--- What you are asked to do ---
Every entry must be duplicated precisely as written.

--- Materials provided ---
┄┄┄┄┄┄

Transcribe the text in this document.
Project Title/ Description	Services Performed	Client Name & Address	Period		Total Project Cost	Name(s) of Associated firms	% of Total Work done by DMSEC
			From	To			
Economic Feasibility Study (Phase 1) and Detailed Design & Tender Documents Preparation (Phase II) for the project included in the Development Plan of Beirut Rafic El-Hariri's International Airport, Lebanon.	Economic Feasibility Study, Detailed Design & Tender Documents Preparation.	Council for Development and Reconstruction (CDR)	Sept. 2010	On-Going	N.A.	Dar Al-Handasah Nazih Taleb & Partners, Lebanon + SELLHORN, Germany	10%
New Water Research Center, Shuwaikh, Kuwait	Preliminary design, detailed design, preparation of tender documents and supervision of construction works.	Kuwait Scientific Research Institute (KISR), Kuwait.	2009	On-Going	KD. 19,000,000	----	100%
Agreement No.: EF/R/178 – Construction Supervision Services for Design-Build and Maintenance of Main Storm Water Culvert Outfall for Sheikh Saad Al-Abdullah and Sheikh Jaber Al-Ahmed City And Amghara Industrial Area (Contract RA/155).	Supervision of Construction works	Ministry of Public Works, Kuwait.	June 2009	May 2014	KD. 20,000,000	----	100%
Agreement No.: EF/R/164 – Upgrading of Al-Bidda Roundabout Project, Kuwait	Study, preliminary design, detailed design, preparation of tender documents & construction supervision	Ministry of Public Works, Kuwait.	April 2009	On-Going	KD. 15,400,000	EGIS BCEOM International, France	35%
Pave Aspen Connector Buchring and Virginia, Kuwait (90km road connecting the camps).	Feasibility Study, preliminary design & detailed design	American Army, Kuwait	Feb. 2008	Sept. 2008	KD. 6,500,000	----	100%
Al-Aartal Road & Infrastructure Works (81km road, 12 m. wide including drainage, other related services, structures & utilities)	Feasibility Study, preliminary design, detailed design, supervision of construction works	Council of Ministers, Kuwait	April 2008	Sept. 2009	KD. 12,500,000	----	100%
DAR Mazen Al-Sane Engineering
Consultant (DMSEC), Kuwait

┄┄┄┄┄┄

--- Expected answer ---
Transcribe the text in this document.
Project Title/ Description	Services Performed	Client Name & Address	Period		Total Project Cost	Name(s) of Associated firms	% of Total Work done by DMSEC
			From	To			
Economic Feasibility Study (Phase 1) and Detailed Design & Tender Documents Preparation (Phase II) for the project included in the Development Plan of Beirut Rafic El-Hariri's International Airport, Lebanon.	Economic Feasibility Study, Detailed Design & Tender Documents Preparation.	Council for Development and Reconstruction (CDR)	Sept. 2010	On-Going	N.A.	Dar Al-Handasah Nazih Taleb & Partners, Lebanon + SELLHORN, Germany	10%
New Water Research Center, Shuwaikh, Kuwait	Preliminary design, detailed design, preparation of tender documents and supervision of construction works.	Kuwait Scientific Research Institute (KISR), Kuwait.	2009	On-Going	KD. 19,000,000	----	100%
Agreement No.: EF/R/178 – Construction Supervision Services for Design-Build and Maintenance of Main Storm Water Culvert Outfall for Sheikh Saad Al-Abdullah and Sheikh Jaber Al-Ahmed City And Amghara Industrial Area (Contract RA/155).	Supervision of Construction works	Ministry of Public Works, Kuwait.	June 2009	May 2014	KD. 20,000,000	----	100%
Agreement No.: EF/R/164 – Upgrading of Al-Bidda Roundabout Project, Kuwait	Study, preliminary design, detailed design, preparation of tender documents & construction supervision	Ministry of Public Works, Kuwait.	April 2009	On-Going	KD. 15,400,000	EGIS BCEOM International, France	35%
Pave Aspen Connector Buchring and Virginia, Kuwait (90km road connecting the camps).	Feasibility Study, preliminary design & detailed design	American Army, Kuwait	Feb. 2008	Sept. 2008	KD. 6,500,000	----	100%
Al-Aartal Road & Infrastructure Works (81km road, 12 m. wide including drainage, other related services, structures & utilities)	Feasibility Study, preliminary design, detailed design, supervision of construction works	Council of Ministers, Kuwait	April 2008	Sept. 2009	KD. 12,500,000	----	100%
DAR Mazen Al-Sane Engineering
Consultant (DMSEC), Kuwait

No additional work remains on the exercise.